TO BE DONE:
Please copy the listing below from its first line through the line containing "forward-button[interactable] <box>55 62", replacing "interactable" with "clickable" and leaving everything else unchanged.

_____

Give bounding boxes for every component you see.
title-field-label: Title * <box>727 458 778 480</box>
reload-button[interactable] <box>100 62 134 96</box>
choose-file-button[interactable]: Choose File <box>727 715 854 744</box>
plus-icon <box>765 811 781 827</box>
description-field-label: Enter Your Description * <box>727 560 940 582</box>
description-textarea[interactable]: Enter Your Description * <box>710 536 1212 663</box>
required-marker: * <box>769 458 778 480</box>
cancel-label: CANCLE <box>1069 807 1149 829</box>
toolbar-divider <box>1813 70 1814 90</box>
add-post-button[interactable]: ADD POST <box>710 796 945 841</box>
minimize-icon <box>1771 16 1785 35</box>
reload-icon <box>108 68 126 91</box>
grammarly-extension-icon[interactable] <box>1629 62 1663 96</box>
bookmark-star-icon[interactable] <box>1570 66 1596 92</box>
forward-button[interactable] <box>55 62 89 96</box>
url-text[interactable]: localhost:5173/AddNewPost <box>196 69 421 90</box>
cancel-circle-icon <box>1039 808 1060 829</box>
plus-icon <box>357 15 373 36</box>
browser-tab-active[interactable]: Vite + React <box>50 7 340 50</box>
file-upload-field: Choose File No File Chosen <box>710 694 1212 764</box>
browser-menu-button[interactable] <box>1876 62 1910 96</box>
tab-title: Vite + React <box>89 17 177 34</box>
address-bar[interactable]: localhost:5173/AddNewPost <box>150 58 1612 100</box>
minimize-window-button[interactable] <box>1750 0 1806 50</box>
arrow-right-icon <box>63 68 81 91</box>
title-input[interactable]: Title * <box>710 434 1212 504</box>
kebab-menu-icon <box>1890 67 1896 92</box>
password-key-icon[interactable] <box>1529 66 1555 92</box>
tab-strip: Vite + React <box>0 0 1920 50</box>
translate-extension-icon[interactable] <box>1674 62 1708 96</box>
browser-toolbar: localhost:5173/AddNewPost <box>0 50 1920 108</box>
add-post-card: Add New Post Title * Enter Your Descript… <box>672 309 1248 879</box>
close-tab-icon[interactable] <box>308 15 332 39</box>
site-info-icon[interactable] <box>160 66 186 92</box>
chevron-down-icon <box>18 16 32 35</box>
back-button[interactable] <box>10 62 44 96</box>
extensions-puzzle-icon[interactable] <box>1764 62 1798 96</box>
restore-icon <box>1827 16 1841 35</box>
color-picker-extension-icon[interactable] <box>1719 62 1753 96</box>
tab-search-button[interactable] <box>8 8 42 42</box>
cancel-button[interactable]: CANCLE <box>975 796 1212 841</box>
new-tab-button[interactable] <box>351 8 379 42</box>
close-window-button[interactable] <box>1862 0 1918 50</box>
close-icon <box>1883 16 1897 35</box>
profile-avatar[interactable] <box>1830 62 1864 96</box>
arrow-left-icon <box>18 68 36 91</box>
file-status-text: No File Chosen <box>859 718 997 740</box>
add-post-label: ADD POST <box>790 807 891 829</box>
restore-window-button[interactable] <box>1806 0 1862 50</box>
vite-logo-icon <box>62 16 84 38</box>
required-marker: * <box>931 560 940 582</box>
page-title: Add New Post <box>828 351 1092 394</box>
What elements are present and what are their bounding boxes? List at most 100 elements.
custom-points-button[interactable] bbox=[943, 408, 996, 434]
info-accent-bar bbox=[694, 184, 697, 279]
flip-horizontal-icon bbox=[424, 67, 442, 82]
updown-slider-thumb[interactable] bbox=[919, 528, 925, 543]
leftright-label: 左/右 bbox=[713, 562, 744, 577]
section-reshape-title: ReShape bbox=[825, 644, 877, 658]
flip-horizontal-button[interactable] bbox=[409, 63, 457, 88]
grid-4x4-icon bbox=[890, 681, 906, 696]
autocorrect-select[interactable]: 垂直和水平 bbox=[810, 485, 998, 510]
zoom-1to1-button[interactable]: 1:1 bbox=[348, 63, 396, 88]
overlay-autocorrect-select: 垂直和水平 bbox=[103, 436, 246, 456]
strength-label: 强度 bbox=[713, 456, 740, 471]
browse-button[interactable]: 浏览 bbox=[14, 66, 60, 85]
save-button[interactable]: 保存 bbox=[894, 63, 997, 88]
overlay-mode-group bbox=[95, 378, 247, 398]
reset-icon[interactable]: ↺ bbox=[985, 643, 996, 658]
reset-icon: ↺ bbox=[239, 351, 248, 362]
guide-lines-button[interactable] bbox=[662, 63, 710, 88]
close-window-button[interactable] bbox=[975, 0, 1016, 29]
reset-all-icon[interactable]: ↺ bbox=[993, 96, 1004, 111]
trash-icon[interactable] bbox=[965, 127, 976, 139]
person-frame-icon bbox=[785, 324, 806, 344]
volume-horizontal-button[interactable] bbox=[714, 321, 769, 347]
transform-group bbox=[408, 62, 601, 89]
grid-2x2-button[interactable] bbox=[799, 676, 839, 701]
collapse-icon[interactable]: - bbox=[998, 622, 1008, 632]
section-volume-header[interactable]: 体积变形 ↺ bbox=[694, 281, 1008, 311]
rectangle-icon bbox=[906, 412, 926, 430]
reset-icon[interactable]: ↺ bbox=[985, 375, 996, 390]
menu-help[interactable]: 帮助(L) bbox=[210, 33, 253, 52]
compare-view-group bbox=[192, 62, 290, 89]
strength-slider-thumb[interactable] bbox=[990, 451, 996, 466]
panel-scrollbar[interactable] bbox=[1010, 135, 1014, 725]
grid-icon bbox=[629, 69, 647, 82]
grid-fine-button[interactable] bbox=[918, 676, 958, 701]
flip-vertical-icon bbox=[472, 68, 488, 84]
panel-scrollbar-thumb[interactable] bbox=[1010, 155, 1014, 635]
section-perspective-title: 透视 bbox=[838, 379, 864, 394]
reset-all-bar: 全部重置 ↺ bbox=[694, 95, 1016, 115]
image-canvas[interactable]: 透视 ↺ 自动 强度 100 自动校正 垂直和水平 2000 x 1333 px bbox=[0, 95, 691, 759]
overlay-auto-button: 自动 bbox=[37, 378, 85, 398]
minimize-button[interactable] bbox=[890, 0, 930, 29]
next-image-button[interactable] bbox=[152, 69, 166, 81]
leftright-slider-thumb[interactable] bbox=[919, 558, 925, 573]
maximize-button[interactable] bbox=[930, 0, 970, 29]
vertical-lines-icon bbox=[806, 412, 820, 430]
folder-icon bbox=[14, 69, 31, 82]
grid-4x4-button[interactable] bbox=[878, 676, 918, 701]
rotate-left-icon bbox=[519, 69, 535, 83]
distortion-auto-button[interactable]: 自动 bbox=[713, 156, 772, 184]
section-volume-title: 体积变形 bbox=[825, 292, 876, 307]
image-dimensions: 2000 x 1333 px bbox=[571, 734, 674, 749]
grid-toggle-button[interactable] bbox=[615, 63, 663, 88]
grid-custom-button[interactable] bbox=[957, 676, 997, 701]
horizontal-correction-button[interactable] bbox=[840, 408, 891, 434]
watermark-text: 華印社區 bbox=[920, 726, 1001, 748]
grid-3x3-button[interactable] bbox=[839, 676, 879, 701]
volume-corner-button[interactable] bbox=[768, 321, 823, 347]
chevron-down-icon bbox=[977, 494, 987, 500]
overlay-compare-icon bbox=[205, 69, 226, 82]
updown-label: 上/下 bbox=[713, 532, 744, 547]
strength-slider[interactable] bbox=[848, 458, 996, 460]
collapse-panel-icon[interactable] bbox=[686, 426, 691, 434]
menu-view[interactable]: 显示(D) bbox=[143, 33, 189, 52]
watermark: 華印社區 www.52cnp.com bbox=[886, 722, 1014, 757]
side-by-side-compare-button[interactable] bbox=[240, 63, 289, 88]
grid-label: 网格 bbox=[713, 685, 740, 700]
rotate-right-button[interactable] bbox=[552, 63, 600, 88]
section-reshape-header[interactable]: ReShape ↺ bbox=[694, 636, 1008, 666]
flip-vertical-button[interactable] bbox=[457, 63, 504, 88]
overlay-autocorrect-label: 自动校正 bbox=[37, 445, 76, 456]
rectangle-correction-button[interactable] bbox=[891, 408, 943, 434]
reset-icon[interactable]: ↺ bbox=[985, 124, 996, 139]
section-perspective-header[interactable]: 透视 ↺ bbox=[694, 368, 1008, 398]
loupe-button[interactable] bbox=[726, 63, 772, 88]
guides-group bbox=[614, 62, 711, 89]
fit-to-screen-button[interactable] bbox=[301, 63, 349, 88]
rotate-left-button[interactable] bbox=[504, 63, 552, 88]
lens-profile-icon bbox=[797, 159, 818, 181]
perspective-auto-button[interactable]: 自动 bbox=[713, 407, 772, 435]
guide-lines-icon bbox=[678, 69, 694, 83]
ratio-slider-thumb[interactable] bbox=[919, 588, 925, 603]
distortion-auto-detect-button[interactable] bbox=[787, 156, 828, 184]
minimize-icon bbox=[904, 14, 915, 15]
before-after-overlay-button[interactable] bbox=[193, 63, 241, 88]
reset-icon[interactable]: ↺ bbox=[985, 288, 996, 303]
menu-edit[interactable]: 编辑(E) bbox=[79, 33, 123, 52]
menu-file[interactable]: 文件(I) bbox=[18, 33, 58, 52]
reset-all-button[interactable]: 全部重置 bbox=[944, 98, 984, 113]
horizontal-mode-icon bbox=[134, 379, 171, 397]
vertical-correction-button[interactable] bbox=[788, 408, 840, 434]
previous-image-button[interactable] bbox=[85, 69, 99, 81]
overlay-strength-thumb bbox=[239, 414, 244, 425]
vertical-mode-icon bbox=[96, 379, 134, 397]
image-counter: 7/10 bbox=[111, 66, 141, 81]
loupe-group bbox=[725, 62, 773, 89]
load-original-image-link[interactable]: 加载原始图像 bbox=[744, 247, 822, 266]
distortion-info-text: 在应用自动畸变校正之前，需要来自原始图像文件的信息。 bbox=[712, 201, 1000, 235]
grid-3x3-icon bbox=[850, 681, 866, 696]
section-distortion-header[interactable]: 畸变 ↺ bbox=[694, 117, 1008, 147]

_____

ANSWER FOR THE TASK:
Give bounding boxes for every component you see.
title-field-label: Title * <box>727 458 778 480</box>
reload-button[clickable] <box>100 62 134 96</box>
choose-file-button[clickable]: Choose File <box>727 715 854 744</box>
plus-icon <box>765 811 781 827</box>
description-field-label: Enter Your Description * <box>727 560 940 582</box>
description-textarea[clickable]: Enter Your Description * <box>710 536 1212 663</box>
required-marker: * <box>769 458 778 480</box>
cancel-label: CANCLE <box>1069 807 1149 829</box>
toolbar-divider <box>1813 70 1814 90</box>
add-post-button[clickable]: ADD POST <box>710 796 945 841</box>
minimize-icon <box>1771 16 1785 35</box>
reload-icon <box>108 68 126 91</box>
grammarly-extension-icon[clickable] <box>1629 62 1663 96</box>
bookmark-star-icon[clickable] <box>1570 66 1596 92</box>
forward-button[clickable] <box>55 62 89 96</box>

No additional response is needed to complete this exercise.